Objective:
Copy out every line of the material below with no changes at all.

[Element location listings]
----

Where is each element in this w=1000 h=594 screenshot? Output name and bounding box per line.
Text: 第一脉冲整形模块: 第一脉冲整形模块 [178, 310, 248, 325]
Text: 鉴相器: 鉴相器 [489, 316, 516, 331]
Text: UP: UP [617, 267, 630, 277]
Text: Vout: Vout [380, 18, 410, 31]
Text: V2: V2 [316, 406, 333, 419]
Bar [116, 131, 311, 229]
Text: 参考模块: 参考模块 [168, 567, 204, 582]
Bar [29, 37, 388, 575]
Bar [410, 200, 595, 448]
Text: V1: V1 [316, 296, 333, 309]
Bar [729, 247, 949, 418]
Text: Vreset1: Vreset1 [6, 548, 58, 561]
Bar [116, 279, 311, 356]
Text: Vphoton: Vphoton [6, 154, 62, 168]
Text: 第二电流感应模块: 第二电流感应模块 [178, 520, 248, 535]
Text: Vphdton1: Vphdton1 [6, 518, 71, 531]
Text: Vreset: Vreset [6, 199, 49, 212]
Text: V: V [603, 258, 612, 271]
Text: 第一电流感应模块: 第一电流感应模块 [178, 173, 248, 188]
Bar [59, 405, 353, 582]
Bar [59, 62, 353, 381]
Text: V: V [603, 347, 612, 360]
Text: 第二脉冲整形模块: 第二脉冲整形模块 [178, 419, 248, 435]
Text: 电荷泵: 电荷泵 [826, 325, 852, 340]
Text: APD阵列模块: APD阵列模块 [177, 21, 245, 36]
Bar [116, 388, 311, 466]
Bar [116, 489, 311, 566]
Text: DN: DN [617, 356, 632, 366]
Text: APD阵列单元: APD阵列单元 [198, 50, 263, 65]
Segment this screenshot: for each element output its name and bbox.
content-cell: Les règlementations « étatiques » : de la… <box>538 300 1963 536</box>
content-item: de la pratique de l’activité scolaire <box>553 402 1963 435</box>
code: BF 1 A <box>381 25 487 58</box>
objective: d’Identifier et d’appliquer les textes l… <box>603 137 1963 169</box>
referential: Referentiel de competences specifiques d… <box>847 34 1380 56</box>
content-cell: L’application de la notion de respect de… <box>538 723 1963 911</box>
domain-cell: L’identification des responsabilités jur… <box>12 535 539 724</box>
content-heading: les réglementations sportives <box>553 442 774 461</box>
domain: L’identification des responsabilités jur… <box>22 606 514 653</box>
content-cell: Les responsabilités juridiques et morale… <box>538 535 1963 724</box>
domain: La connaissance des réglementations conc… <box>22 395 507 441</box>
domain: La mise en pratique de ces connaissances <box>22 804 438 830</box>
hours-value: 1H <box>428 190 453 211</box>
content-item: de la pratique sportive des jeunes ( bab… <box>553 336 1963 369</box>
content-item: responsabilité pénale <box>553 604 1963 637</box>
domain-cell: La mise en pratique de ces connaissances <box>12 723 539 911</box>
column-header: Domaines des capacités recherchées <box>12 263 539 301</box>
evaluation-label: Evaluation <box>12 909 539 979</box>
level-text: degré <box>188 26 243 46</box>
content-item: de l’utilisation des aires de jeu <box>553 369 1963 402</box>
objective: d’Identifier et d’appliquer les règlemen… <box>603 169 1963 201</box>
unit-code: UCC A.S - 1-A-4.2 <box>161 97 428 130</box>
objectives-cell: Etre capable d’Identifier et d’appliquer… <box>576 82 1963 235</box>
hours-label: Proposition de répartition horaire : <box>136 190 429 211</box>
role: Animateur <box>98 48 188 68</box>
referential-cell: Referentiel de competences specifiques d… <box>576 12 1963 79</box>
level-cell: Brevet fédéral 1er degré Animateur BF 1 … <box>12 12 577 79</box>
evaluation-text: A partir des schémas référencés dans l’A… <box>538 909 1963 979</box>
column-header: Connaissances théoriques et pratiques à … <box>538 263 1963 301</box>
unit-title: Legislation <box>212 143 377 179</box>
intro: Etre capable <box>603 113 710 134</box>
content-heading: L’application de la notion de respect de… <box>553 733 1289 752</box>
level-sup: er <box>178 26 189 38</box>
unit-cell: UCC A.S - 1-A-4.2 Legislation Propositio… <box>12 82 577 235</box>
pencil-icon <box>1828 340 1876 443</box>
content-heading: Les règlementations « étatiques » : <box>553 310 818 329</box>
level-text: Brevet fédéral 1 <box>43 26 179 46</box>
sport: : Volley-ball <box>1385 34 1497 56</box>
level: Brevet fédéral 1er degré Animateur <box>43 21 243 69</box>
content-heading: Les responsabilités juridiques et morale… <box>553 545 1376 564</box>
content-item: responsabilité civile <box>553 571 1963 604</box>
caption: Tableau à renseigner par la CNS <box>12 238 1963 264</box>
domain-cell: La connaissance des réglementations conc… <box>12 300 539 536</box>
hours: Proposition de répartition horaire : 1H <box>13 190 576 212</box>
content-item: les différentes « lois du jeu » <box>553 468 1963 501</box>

----

Exercise response:
Where is each element in this w=1000 h=594 screenshot? Output name and bounding box per line.
Text: 第一脉冲整形模块: 第一脉冲整形模块 [178, 310, 248, 325]
Text: 鉴相器: 鉴相器 [489, 316, 516, 331]
Text: UP: UP [617, 267, 630, 277]
Text: Vout: Vout [380, 18, 410, 31]
Text: V2: V2 [316, 406, 333, 419]
Bar [116, 131, 311, 229]
Text: 参考模块: 参考模块 [168, 567, 204, 582]
Bar [29, 37, 388, 575]
Bar [410, 200, 595, 448]
Text: V1: V1 [316, 296, 333, 309]
Bar [729, 247, 949, 418]
Text: Vreset1: Vreset1 [6, 548, 58, 561]
Bar [116, 279, 311, 356]
Text: Vphoton: Vphoton [6, 154, 62, 168]
Text: 第二电流感应模块: 第二电流感应模块 [178, 520, 248, 535]
Text: Vphdton1: Vphdton1 [6, 518, 71, 531]
Text: Vreset: Vreset [6, 199, 49, 212]
Text: V: V [603, 258, 612, 271]
Text: 第一电流感应模块: 第一电流感应模块 [178, 173, 248, 188]
Bar [59, 405, 353, 582]
Bar [59, 62, 353, 381]
Text: V: V [603, 347, 612, 360]
Text: 第二脉冲整形模块: 第二脉冲整形模块 [178, 419, 248, 435]
Text: 电荷泵: 电荷泵 [826, 325, 852, 340]
Text: APD阵列模块: APD阵列模块 [177, 21, 245, 36]
Bar [116, 388, 311, 466]
Bar [116, 489, 311, 566]
Text: DN: DN [617, 356, 632, 366]
Text: APD阵列单元: APD阵列单元 [198, 50, 263, 65]
Segment this screenshot: for each element output its name and bbox.
content-cell: Les règlementations « étatiques » : de la… <box>538 300 1963 536</box>
content-item: de la pratique de l’activité scolaire <box>553 402 1963 435</box>
code: BF 1 A <box>381 25 487 58</box>
objective: d’Identifier et d’appliquer les textes l… <box>603 137 1963 169</box>
referential: Referentiel de competences specifiques d… <box>847 34 1380 56</box>
content-cell: L’application de la notion de respect de… <box>538 723 1963 911</box>
domain-cell: L’identification des responsabilités jur… <box>12 535 539 724</box>
content-heading: les réglementations sportives <box>553 442 774 461</box>
domain: L’identification des responsabilités jur… <box>22 606 514 653</box>
content-cell: Les responsabilités juridiques et morale… <box>538 535 1963 724</box>
domain: La connaissance des réglementations conc… <box>22 395 507 441</box>
domain: La mise en pratique de ces connaissances <box>22 804 438 830</box>
hours-value: 1H <box>428 190 453 211</box>
content-item: de la pratique sportive des jeunes ( bab… <box>553 336 1963 369</box>
content-item: responsabilité pénale <box>553 604 1963 637</box>
domain-cell: La mise en pratique de ces connaissances <box>12 723 539 911</box>
column-header: Domaines des capacités recherchées <box>12 263 539 301</box>
evaluation-label: Evaluation <box>12 909 539 979</box>
level-text: degré <box>188 26 243 46</box>
content-item: de l’utilisation des aires de jeu <box>553 369 1963 402</box>
objective: d’Identifier et d’appliquer les règlemen… <box>603 169 1963 201</box>
unit-code: UCC A.S - 1-A-4.2 <box>161 97 428 130</box>
objectives-cell: Etre capable d’Identifier et d’appliquer… <box>576 82 1963 235</box>
hours-label: Proposition de répartition horaire : <box>136 190 429 211</box>
role: Animateur <box>98 48 188 68</box>
referential-cell: Referentiel de competences specifiques d… <box>576 12 1963 79</box>
level-cell: Brevet fédéral 1er degré Animateur BF 1 … <box>12 12 577 79</box>
evaluation-text: A partir des schémas référencés dans l’A… <box>538 909 1963 979</box>
column-header: Connaissances théoriques et pratiques à … <box>538 263 1963 301</box>
unit-title: Legislation <box>212 143 377 179</box>
intro: Etre capable <box>603 113 710 134</box>
content-heading: L’application de la notion de respect de… <box>553 733 1289 752</box>
level-sup: er <box>178 26 189 38</box>
unit-cell: UCC A.S - 1-A-4.2 Legislation Propositio… <box>12 82 577 235</box>
pencil-icon <box>1828 340 1876 443</box>
content-heading: Les règlementations « étatiques » : <box>553 310 818 329</box>
level-text: Brevet fédéral 1 <box>43 26 179 46</box>
sport: : Volley-ball <box>1385 34 1497 56</box>
level: Brevet fédéral 1er degré Animateur <box>43 21 243 69</box>
content-heading: Les responsabilités juridiques et morale… <box>553 545 1376 564</box>
content-item: responsabilité civile <box>553 571 1963 604</box>
caption: Tableau à renseigner par la CNS <box>12 238 1963 264</box>
domain-cell: La connaissance des réglementations conc… <box>12 300 539 536</box>
hours: Proposition de répartition horaire : 1H <box>13 190 576 212</box>
content-item: les différentes « lois du jeu » <box>553 468 1963 501</box>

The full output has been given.